→ Passage given:
Thanks. The house is 90 years old, and the reason I suspect that the tile is on the subfloor directly is because the flooring in the hallway is just simple pine flooring that we had refinished, directly on the joists, and the bathroom floor is level with that flooring. The bathroom is on third floor, formerly was attic space but was converted into dormer bed and bath. I suspect the bathroom was installed in 70s based on the previous decor and discoloration of vinyl floor.


----------



## Jaz (Feb 26, 2013)

You need to know the type and size of the joists, spacing, unsupported span.  Their species and grade will be a big help too.  Thickness and type of subfloor and any underlayment over it.   Vinyl flooring is not installed over the subfloor, but who knows?

Jaz


----------



## nealtw (Feb 26, 2013)

Find a spot that will be hidden with the new vanity and and cut a hole in the floor.


----------



## Jaz (Feb 26, 2013)

nealtw said:
			
		

> Find a spot that will be hidden with the new vanity and and cut a hole in the floor.

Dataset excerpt
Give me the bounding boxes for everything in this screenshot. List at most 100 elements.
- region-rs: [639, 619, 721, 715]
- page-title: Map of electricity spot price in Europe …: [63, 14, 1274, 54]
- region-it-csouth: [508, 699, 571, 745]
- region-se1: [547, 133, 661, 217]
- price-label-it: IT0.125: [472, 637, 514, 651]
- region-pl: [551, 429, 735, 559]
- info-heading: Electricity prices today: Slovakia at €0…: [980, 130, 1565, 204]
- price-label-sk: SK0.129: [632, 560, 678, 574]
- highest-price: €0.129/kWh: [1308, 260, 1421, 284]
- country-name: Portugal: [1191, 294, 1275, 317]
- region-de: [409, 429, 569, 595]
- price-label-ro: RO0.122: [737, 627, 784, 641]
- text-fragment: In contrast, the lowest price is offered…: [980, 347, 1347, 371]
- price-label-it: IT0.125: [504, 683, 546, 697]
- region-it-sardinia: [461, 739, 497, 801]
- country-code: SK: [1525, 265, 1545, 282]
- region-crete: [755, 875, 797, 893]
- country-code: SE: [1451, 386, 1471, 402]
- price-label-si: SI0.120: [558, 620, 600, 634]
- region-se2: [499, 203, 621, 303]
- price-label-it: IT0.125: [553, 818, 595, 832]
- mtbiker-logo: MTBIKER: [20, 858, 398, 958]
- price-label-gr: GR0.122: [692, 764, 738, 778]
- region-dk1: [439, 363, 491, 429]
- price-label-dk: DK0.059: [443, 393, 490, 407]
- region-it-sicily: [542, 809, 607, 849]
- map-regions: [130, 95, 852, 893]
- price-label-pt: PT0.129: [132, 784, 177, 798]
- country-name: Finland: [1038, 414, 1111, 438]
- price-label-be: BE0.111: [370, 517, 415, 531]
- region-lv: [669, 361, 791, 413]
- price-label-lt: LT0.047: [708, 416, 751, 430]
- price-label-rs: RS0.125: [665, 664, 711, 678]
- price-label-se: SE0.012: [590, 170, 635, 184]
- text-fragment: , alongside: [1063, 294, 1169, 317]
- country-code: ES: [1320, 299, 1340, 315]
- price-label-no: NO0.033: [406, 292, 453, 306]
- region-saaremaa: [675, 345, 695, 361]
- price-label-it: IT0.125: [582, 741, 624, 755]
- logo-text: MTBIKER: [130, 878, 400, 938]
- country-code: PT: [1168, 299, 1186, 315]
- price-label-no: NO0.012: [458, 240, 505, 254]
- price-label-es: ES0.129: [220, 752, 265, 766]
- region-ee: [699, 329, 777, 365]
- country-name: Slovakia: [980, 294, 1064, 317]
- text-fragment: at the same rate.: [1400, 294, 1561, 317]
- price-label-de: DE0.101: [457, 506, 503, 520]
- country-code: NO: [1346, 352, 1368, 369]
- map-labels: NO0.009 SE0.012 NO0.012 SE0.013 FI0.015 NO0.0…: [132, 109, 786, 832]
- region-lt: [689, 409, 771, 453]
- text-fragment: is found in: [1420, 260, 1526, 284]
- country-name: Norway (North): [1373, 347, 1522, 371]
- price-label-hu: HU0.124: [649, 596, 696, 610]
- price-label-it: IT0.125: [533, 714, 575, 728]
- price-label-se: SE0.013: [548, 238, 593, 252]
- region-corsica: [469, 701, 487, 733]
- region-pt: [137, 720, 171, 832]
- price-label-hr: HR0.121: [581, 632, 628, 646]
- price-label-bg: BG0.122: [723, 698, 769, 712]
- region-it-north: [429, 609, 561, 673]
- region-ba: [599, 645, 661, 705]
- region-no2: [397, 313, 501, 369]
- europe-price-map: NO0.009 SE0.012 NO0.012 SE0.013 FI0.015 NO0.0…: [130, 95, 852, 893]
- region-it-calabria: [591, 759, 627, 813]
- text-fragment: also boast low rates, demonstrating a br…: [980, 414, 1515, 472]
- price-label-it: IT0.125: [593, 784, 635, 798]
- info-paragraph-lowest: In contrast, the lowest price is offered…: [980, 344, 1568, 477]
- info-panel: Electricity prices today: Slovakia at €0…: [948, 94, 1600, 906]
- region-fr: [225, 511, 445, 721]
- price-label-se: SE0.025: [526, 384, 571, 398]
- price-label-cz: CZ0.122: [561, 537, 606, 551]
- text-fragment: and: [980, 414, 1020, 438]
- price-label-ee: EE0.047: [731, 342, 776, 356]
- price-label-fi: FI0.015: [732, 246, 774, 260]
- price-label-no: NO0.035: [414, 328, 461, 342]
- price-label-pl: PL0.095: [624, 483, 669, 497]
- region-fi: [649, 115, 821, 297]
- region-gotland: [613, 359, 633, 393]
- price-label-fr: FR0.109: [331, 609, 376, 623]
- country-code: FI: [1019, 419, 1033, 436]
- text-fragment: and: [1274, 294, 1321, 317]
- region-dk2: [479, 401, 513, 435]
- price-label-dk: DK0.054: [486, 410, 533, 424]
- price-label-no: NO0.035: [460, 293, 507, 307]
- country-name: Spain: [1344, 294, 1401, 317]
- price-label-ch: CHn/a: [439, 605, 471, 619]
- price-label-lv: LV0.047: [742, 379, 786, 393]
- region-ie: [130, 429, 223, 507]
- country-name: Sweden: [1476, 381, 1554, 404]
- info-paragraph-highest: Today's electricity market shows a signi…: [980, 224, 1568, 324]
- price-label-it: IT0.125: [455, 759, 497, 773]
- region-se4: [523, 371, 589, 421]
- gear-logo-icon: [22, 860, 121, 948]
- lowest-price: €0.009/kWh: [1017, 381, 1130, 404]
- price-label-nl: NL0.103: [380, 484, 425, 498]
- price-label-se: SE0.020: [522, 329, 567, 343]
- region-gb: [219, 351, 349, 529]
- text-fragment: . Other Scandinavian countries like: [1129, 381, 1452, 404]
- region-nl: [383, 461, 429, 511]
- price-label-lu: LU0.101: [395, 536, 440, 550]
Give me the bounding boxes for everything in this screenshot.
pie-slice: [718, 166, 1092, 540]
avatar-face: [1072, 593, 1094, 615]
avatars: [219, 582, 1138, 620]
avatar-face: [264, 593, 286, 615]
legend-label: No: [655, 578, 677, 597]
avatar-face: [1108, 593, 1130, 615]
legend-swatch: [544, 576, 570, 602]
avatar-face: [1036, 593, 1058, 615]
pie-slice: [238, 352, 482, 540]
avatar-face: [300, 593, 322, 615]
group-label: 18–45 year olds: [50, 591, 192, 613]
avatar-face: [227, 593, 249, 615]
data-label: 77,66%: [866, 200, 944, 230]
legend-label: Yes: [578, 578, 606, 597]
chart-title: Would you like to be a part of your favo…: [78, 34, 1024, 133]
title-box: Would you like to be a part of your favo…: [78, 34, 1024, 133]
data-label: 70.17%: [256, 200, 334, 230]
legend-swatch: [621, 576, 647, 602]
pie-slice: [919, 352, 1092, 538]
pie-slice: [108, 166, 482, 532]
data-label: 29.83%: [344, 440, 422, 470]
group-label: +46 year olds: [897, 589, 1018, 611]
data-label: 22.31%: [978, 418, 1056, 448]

→ Task requirements: Transcribe a portion of the forum thread about the bathroom floor word for word. Begin at the words "You need to" and stop after "but who knows?". The records have no connection to the forum thread above.

→ Written solution:
You need to know the type and size of the joists, spacing, unsupported span.  Their species and grade will be a big help too.  Thickness and type of subfloor and any underlayment over it.   Vinyl flooring is not installed over the subfloor, but who knows?